- TEXT PROVIDED

Since the kernel function is continuous and bounded on $[0, T]$ , the Volterra integral operator defined by
$V (Φ) (τ) = \int_{0}^{τ} K (τ, s) Φ (s) d s$
is compact and continuous.

Further, the successive approximation sequence generated by the proposed San Transform-based method satisfies
${\tilde{Φ}}_{n + 1} (τ, θ) = f (τ) + V ({\tilde{Φ}}_{n} (τ, θ)) .$

Using the boundedness of the kernel function and continuity assumptions, the sequence ${{\tilde{Φ}}_{n} (τ, θ)}$ forms a Cauchy sequence in the Banach space of continuous fuzzy-valued functions defined on $[0, T]$ .

Therefore,
$lim_{n \to \infty} {\tilde{Φ}}_{n} (τ, θ) = \tilde{Φ} (τ, θ),$
which proves the uniform convergence of the proposed San Transform-based solution procedure.

For the San Transform and its inversion in fuzzy-valued integral equations to have a well defined structure, it is essential to assume that zero is not included inside the fuzzy function's support. This requirement provides stability in convolution-based solutions and prevents ambiguity in the transform-domain representation. When the fuzzy-valued kernel and unknown function are defined over positive support intervals, it is usually satisfied in real-world applications of fuzzy Volterra integral equations. To preserve convergence and the solution's uniqueness, however, careful formulation and potentially altered analytical procedures are needed if zero is included in the support.

In particular, if the induced transform-domain operator satisfies

$∥ K (p) ∥< 1,$ then the successive approximation sequence converges geometrically in the supremum norm .

- DATA
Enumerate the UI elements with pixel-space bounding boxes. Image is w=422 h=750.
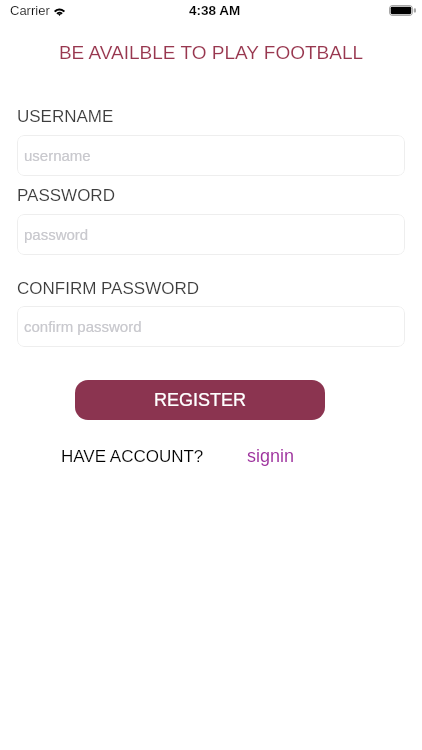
staticText: confirm password [24, 318, 142, 335]
button[interactable]: REGISTER [75, 380, 325, 420]
other: Battery full [389, 5, 416, 16]
button[interactable]: password [17, 214, 405, 255]
staticText: signin [247, 446, 295, 466]
other: Wi-Fi signal [52, 5, 67, 16]
button[interactable]: confirm password [17, 306, 405, 347]
staticText: USERNAME [17, 107, 114, 126]
staticText: password [24, 226, 89, 243]
staticText: BE AVAILBLE TO PLAY FOOTBALL [0, 42, 422, 63]
staticText: Carrier [10, 3, 50, 18]
staticText: CONFIRM PASSWORD [17, 279, 199, 298]
staticText: username [24, 147, 91, 164]
staticText: HAVE ACCOUNT? [61, 447, 204, 466]
button[interactable]: username [17, 135, 405, 176]
staticText: PASSWORD [17, 186, 115, 205]
staticText: REGISTER [154, 390, 247, 410]
staticText: 4:38 AM [189, 3, 241, 18]
button[interactable]: signin [247, 446, 295, 466]
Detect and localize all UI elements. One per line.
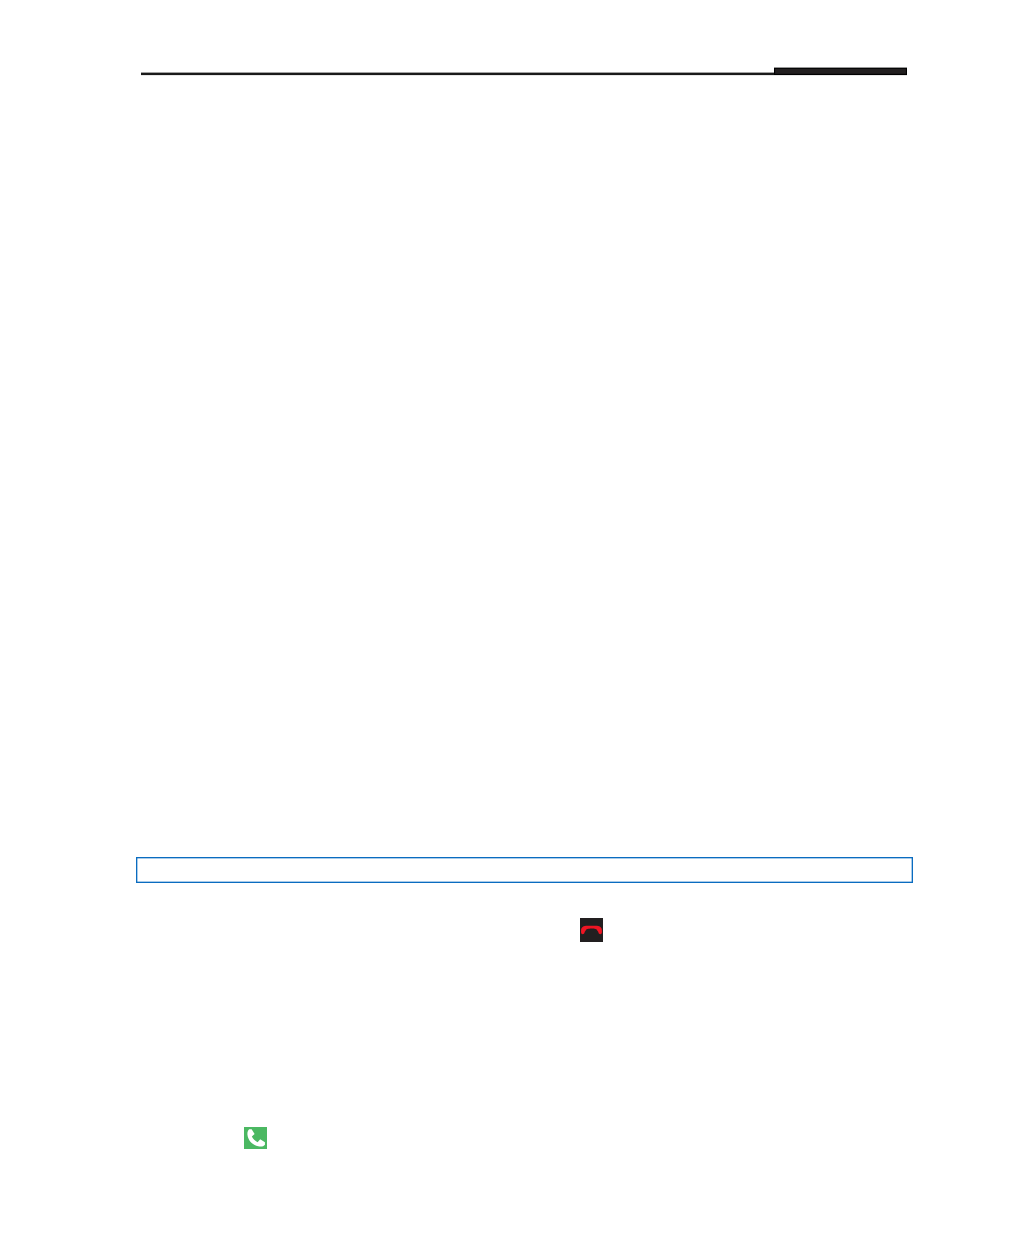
button[interactable]: Text field xyxy=(130,851,919,889)
button[interactable]: Call xyxy=(244,1127,267,1149)
button[interactable]: End call xyxy=(580,918,603,942)
button[interactable]: Playback progress xyxy=(141,62,907,86)
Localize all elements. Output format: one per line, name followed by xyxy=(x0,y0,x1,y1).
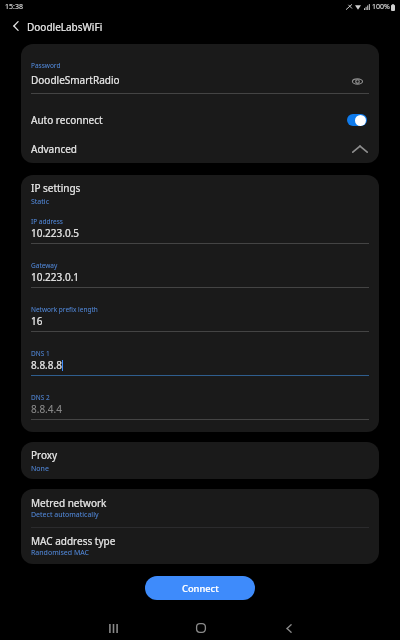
staticText: 10.223.0.5 xyxy=(31,226,80,240)
staticText: IP settings xyxy=(31,181,81,195)
button[interactable]: Home xyxy=(177,613,225,640)
button[interactable]: Show password xyxy=(348,72,366,90)
button[interactable]: IP settings xyxy=(21,175,379,207)
staticText: DNS 1 xyxy=(31,349,50,358)
button[interactable]: Password xyxy=(21,44,379,94)
button[interactable]: MAC address type xyxy=(21,527,379,558)
button[interactable]: Back xyxy=(0,14,31,44)
staticText: 16 xyxy=(31,314,43,328)
staticText: DoodleLabsWiFi xyxy=(27,20,103,34)
staticText: Advanced xyxy=(31,142,353,156)
button[interactable]: Metred network xyxy=(21,489,379,527)
button[interactable]: Proxy xyxy=(21,442,379,479)
staticText: Detect automatically xyxy=(31,510,99,520)
staticText: Proxy xyxy=(31,448,58,462)
staticText: MAC address type xyxy=(31,534,116,548)
staticText: Password xyxy=(31,61,61,70)
staticText: 8.8.4.4 xyxy=(31,402,62,416)
button[interactable]: Recents xyxy=(89,613,137,640)
staticText: Auto reconnect xyxy=(31,113,349,127)
button[interactable]: IP address xyxy=(21,217,379,244)
staticText: IP address xyxy=(31,217,63,226)
button[interactable]: Auto reconnect xyxy=(21,106,379,134)
staticText: Connect xyxy=(182,582,219,595)
staticText: DoodleSmartRadio xyxy=(31,73,351,87)
staticText: Gateway xyxy=(31,261,58,270)
button[interactable]: DNS 1 xyxy=(21,349,379,376)
button[interactable]: Gateway xyxy=(21,261,379,288)
button[interactable]: Connect xyxy=(145,576,255,600)
staticText: DNS 2 xyxy=(31,393,50,402)
staticText: None xyxy=(31,464,49,474)
button[interactable]: Back xyxy=(265,613,313,640)
staticText: 10.223.0.1 xyxy=(31,270,80,284)
button[interactable]: Network prefix length xyxy=(21,305,379,332)
staticText: Metred network xyxy=(31,496,107,510)
button[interactable]: Advanced xyxy=(21,135,379,163)
staticText: 8.8.8.8 xyxy=(31,358,62,372)
staticText: Static xyxy=(31,197,49,207)
staticText: 15:38 xyxy=(5,2,23,12)
staticText: Network prefix length xyxy=(31,305,98,314)
button[interactable]: DNS 2 xyxy=(21,393,379,420)
staticText: 100% xyxy=(372,2,390,12)
staticText: Randomised MAC xyxy=(31,548,90,558)
button[interactable]: Auto reconnect xyxy=(347,114,367,126)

- REQUIRED TASKS
A – From the San Transform passage, list the properties it states for the kernel function and for the Volterra integral operator, grouped by which of the two each describes.
B – Answer these questions from the San Transform passage:
(i) In what space does the sequence of approximations form a Cauchy sequence?
(ii) What must not be included inside the fuzzy function's support?
(iii) In which norm does the successive approximation sequence converge geometrically when the induced transform-domain operator satisfies the stated condition?
None of the records are needed here.

- SOLUTION LIST
A –
Kernel function: continuous on $[0, T]$, bounded on $[0, T]$.
Volterra integral operator: compact, continuous.

B –
(i) The Banach space of continuous fuzzy-valued functions defined on $[0, T]$.
(ii) Zero.
(iii) The supremum norm.